## start Data to process
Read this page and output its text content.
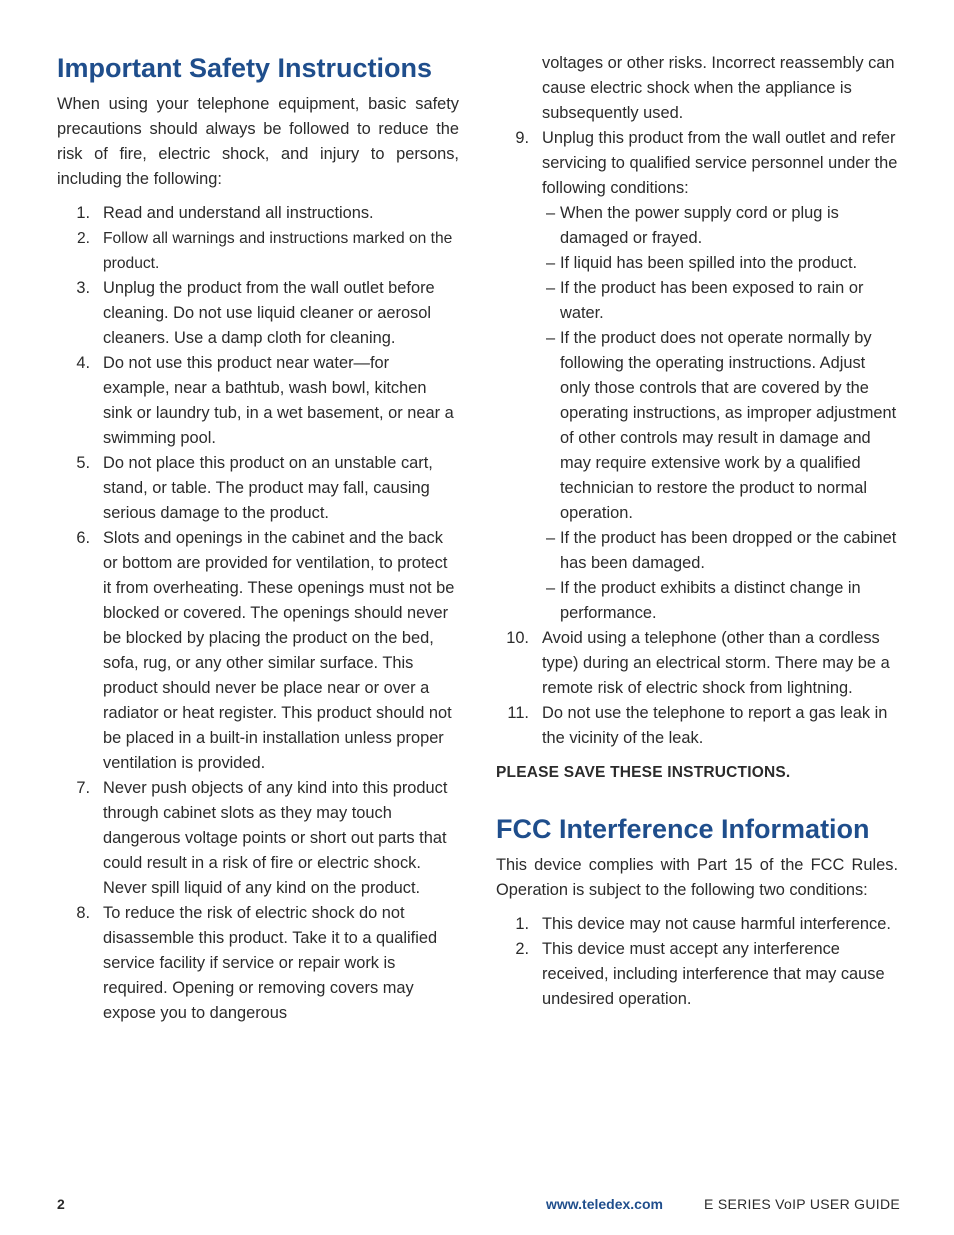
Important Safety Instructions

When using your telephone equipment, basic safety precautions should always be followed to reduce the risk of fire, electric shock, and injury to persons, including the following:

1. Read and understand all instructions.
2. Follow all warnings and instructions marked on the product.
3. Unplug the product from the wall outlet before cleaning. Do not use liquid cleaner or aerosol cleaners. Use a damp cloth for cleaning.
4. Do not use this product near water—for example, near a bathtub, wash bowl, kitchen sink or laundry tub, in a wet basement, or near a swimming pool.
5. Do not place this product on an unstable cart, stand, or table. The product may fall, causing serious damage to the product.
6. Slots and openings in the cabinet and the back or bottom are provided for ventilation, to protect it from overheating. These openings must not be blocked or covered. The openings should never be blocked by placing the product on the bed, sofa, rug, or any other similar surface. This product should never be place near or over a radiator or heat register. This product should not be placed in a built-in installation unless proper ventilation is provided.
7. Never push objects of any kind into this product through cabinet slots as they may touch dangerous voltage points or short out parts that could result in a risk of fire or electric shock. Never spill liquid of any kind on the product.
8. To reduce the risk of electric shock do not disassemble this product. Take it to a qualified service facility if service or repair work is required. Opening or removing covers may expose you to dangerous
voltages or other risks. Incorrect reassembly can cause electric shock when the appliance is subsequently used.
9. Unplug this product from the wall outlet and refer servicing to qualified service personnel under the following conditions:
– When the power supply cord or plug is damaged or frayed.
– If liquid has been spilled into the product.
– If the product has been exposed to rain or water.
– If the product does not operate normally by following the operating instructions. Adjust only those controls that are covered by the operating instructions, as improper adjustment of other controls may result in damage and may require extensive work by a qualified technician to restore the product to normal operation.
– If the product has been dropped or the cabinet has been damaged.
– If the product exhibits a distinct change in performance.
10. Avoid using a telephone (other than a cordless type) during an electrical storm. There may be a remote risk of electric shock from lightning.
11. Do not use the telephone to report a gas leak in the vicinity of the leak.

PLEASE SAVE THESE INSTRUCTIONS.

FCC Interference Information

This device complies with Part 15 of the FCC Rules. Operation is subject to the following two conditions:

1. This device may not cause harmful interference.
2. This device must accept any interference received, including interference that may cause undesired operation.
2	www.teledex.com	E SERIES VoIP USER GUIDE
## end Data to process
Set exercise
Transcribe each line above verbatim, with the pictures left out.

Task output
Read this page and output its text content.
Important Safety Instructions

When using your telephone equipment, basic safety precautions should always be followed to reduce the risk of fire, electric shock, and injury to persons, including the following:

1. Read and understand all instructions.
2. Follow all warnings and instructions marked on the product.
3. Unplug the product from the wall outlet before cleaning. Do not use liquid cleaner or aerosol cleaners. Use a damp cloth for cleaning.
4. Do not use this product near water—for example, near a bathtub, wash bowl, kitchen sink or laundry tub, in a wet basement, or near a swimming pool.
5. Do not place this product on an unstable cart, stand, or table. The product may fall, causing serious damage to the product.
6. Slots and openings in the cabinet and the back or bottom are provided for ventilation, to protect it from overheating. These openings must not be blocked or covered. The openings should never be blocked by placing the product on the bed, sofa, rug, or any other similar surface. This product should never be place near or over a radiator or heat register. This product should not be placed in a built-in installation unless proper ventilation is provided.
7. Never push objects of any kind into this product through cabinet slots as they may touch dangerous voltage points or short out parts that could result in a risk of fire or electric shock. Never spill liquid of any kind on the product.
8. To reduce the risk of electric shock do not disassemble this product. Take it to a qualified service facility if service or repair work is required. Opening or removing covers may expose you to dangerous
voltages or other risks. Incorrect reassembly can cause electric shock when the appliance is subsequently used.
9. Unplug this product from the wall outlet and refer servicing to qualified service personnel under the following conditions:
– When the power supply cord or plug is damaged or frayed.
– If liquid has been spilled into the product.
– If the product has been exposed to rain or water.
– If the product does not operate normally by following the operating instructions. Adjust only those controls that are covered by the operating instructions, as improper adjustment of other controls may result in damage and may require extensive work by a qualified technician to restore the product to normal operation.
– If the product has been dropped or the cabinet has been damaged.
– If the product exhibits a distinct change in performance.
10. Avoid using a telephone (other than a cordless type) during an electrical storm. There may be a remote risk of electric shock from lightning.
11. Do not use the telephone to report a gas leak in the vicinity of the leak.

PLEASE SAVE THESE INSTRUCTIONS.

FCC Interference Information

This device complies with Part 15 of the FCC Rules. Operation is subject to the following two conditions:

1. This device may not cause harmful interference.
2. This device must accept any interference received, including interference that may cause undesired operation.
2	www.teledex.com	E SERIES VoIP USER GUIDE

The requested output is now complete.